# Data items

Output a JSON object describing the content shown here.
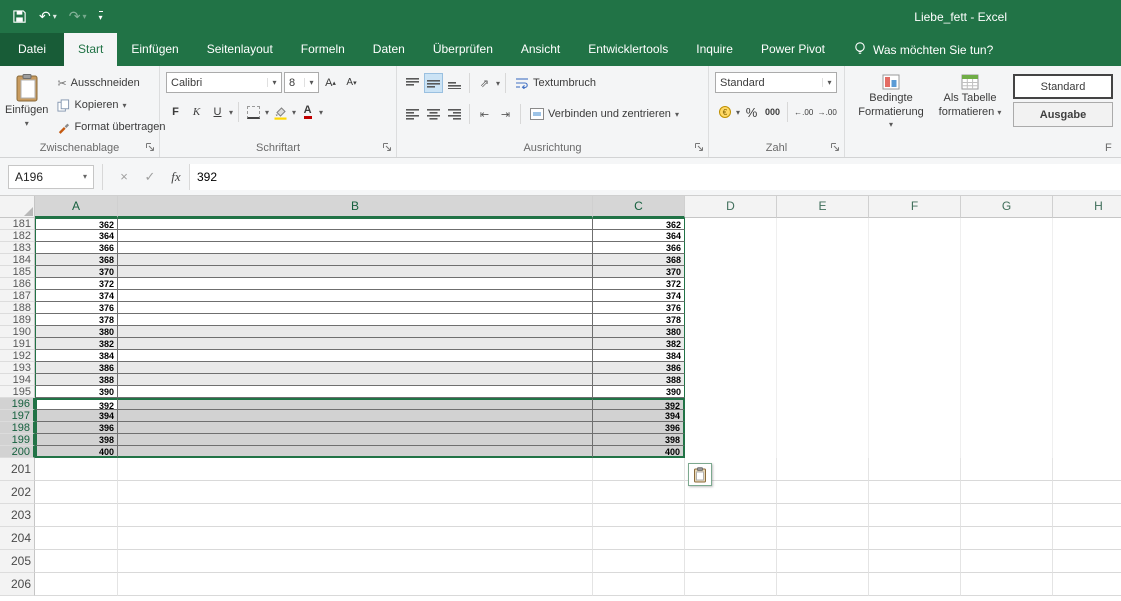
{
  "window": {
    "title": "Liebe_fett  -  Excel"
  },
  "menu": {
    "tabs": [
      {
        "label": "Datei",
        "type": "file"
      },
      {
        "label": "Start",
        "active": true
      },
      {
        "label": "Einfügen"
      },
      {
        "label": "Seitenlayout"
      },
      {
        "label": "Formeln"
      },
      {
        "label": "Daten"
      },
      {
        "label": "Überprüfen"
      },
      {
        "label": "Ansicht"
      },
      {
        "label": "Entwicklertools"
      },
      {
        "label": "Inquire"
      },
      {
        "label": "Power Pivot"
      }
    ],
    "tell_me": "Was möchten Sie tun?"
  },
  "ribbon": {
    "clipboard": {
      "group": "Zwischenablage",
      "paste": "Einfügen",
      "cut": "Ausschneiden",
      "copy": "Kopieren",
      "format_painter": "Format übertragen"
    },
    "font": {
      "group": "Schriftart",
      "family": "Calibri",
      "size": "8",
      "bold": "F",
      "italic": "K",
      "underline": "U"
    },
    "alignment": {
      "group": "Ausrichtung",
      "wrap_text": "Textumbruch",
      "merge_center": "Verbinden und zentrieren"
    },
    "number": {
      "group": "Zahl",
      "format": "Standard",
      "percent": "%",
      "thousand": "000",
      "add_decimal": "←.00",
      "remove_decimal": "→.00"
    },
    "styles": {
      "group_partial": "F",
      "conditional": [
        "Bedingte",
        "Formatierung"
      ],
      "format_table": [
        "Als Tabelle",
        "formatieren"
      ],
      "cell_styles": [
        {
          "label": "Standard",
          "selected": true
        },
        {
          "label": "Ausgabe",
          "bold": true
        }
      ]
    }
  },
  "formula_bar": {
    "name_box": "A196",
    "value": "392"
  },
  "sheet": {
    "columns": [
      "A",
      "B",
      "C",
      "D",
      "E",
      "F",
      "G",
      "H"
    ],
    "selected_columns": [
      "A",
      "B",
      "C"
    ],
    "rows": [
      {
        "n": 181,
        "v": 362
      },
      {
        "n": 182,
        "v": 364
      },
      {
        "n": 183,
        "v": 366
      },
      {
        "n": 184,
        "v": 368
      },
      {
        "n": 185,
        "v": 370
      },
      {
        "n": 186,
        "v": 372
      },
      {
        "n": 187,
        "v": 374
      },
      {
        "n": 188,
        "v": 376
      },
      {
        "n": 189,
        "v": 378
      },
      {
        "n": 190,
        "v": 380
      },
      {
        "n": 191,
        "v": 382
      },
      {
        "n": 192,
        "v": 384
      },
      {
        "n": 193,
        "v": 386
      },
      {
        "n": 194,
        "v": 388
      },
      {
        "n": 195,
        "v": 390
      },
      {
        "n": 196,
        "v": 392
      },
      {
        "n": 197,
        "v": 394
      },
      {
        "n": 198,
        "v": 396
      },
      {
        "n": 199,
        "v": 398
      },
      {
        "n": 200,
        "v": 400
      }
    ],
    "banded_rows": [
      184,
      185,
      190,
      191,
      193,
      194
    ],
    "selected_rows": [
      196,
      197,
      198,
      199,
      200
    ],
    "active_cell": "A196",
    "empty_rows": [
      201,
      202,
      203,
      204,
      205,
      206
    ]
  },
  "colors": {
    "excel_green": "#217346",
    "selection_fill": "#d2d2d2",
    "band_fill": "#e9e9e9"
  }
}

# What is being asked
Repeat the material exactly as it reads, without any of its pictures.

# Solution to this problem
Output a JSON object describing the content shown here.
{
  "window": {
    "title": "Liebe_fett  -  Excel"
  },
  "menu": {
    "tabs": [
      {
        "label": "Datei",
        "type": "file"
      },
      {
        "label": "Start",
        "active": true
      },
      {
        "label": "Einfügen"
      },
      {
        "label": "Seitenlayout"
      },
      {
        "label": "Formeln"
      },
      {
        "label": "Daten"
      },
      {
        "label": "Überprüfen"
      },
      {
        "label": "Ansicht"
      },
      {
        "label": "Entwicklertools"
      },
      {
        "label": "Inquire"
      },
      {
        "label": "Power Pivot"
      }
    ],
    "tell_me": "Was möchten Sie tun?"
  },
  "ribbon": {
    "clipboard": {
      "group": "Zwischenablage",
      "paste": "Einfügen",
      "cut": "Ausschneiden",
      "copy": "Kopieren",
      "format_painter": "Format übertragen"
    },
    "font": {
      "group": "Schriftart",
      "family": "Calibri",
      "size": "8",
      "bold": "F",
      "italic": "K",
      "underline": "U"
    },
    "alignment": {
      "group": "Ausrichtung",
      "wrap_text": "Textumbruch",
      "merge_center": "Verbinden und zentrieren"
    },
    "number": {
      "group": "Zahl",
      "format": "Standard",
      "percent": "%",
      "thousand": "000",
      "add_decimal": "←.00",
      "remove_decimal": "→.00"
    },
    "styles": {
      "group_partial": "F",
      "conditional": [
        "Bedingte",
        "Formatierung"
      ],
      "format_table": [
        "Als Tabelle",
        "formatieren"
      ],
      "cell_styles": [
        {
          "label": "Standard",
          "selected": true
        },
        {
          "label": "Ausgabe",
          "bold": true
        }
      ]
    }
  },
  "formula_bar": {
    "name_box": "A196",
    "value": "392"
  },
  "sheet": {
    "columns": [
      "A",
      "B",
      "C",
      "D",
      "E",
      "F",
      "G",
      "H"
    ],
    "selected_columns": [
      "A",
      "B",
      "C"
    ],
    "rows": [
      {
        "n": 181,
        "v": 362
      },
      {
        "n": 182,
        "v": 364
      },
      {
        "n": 183,
        "v": 366
      },
      {
        "n": 184,
        "v": 368
      },
      {
        "n": 185,
        "v": 370
      },
      {
        "n": 186,
        "v": 372
      },
      {
        "n": 187,
        "v": 374
      },
      {
        "n": 188,
        "v": 376
      },
      {
        "n": 189,
        "v": 378
      },
      {
        "n": 190,
        "v": 380
      },
      {
        "n": 191,
        "v": 382
      },
      {
        "n": 192,
        "v": 384
      },
      {
        "n": 193,
        "v": 386
      },
      {
        "n": 194,
        "v": 388
      },
      {
        "n": 195,
        "v": 390
      },
      {
        "n": 196,
        "v": 392
      },
      {
        "n": 197,
        "v": 394
      },
      {
        "n": 198,
        "v": 396
      },
      {
        "n": 199,
        "v": 398
      },
      {
        "n": 200,
        "v": 400
      }
    ],
    "banded_rows": [
      184,
      185,
      190,
      191,
      193,
      194
    ],
    "selected_rows": [
      196,
      197,
      198,
      199,
      200
    ],
    "active_cell": "A196",
    "empty_rows": [
      201,
      202,
      203,
      204,
      205,
      206
    ]
  },
  "colors": {
    "excel_green": "#217346",
    "selection_fill": "#d2d2d2",
    "band_fill": "#e9e9e9"
  }
}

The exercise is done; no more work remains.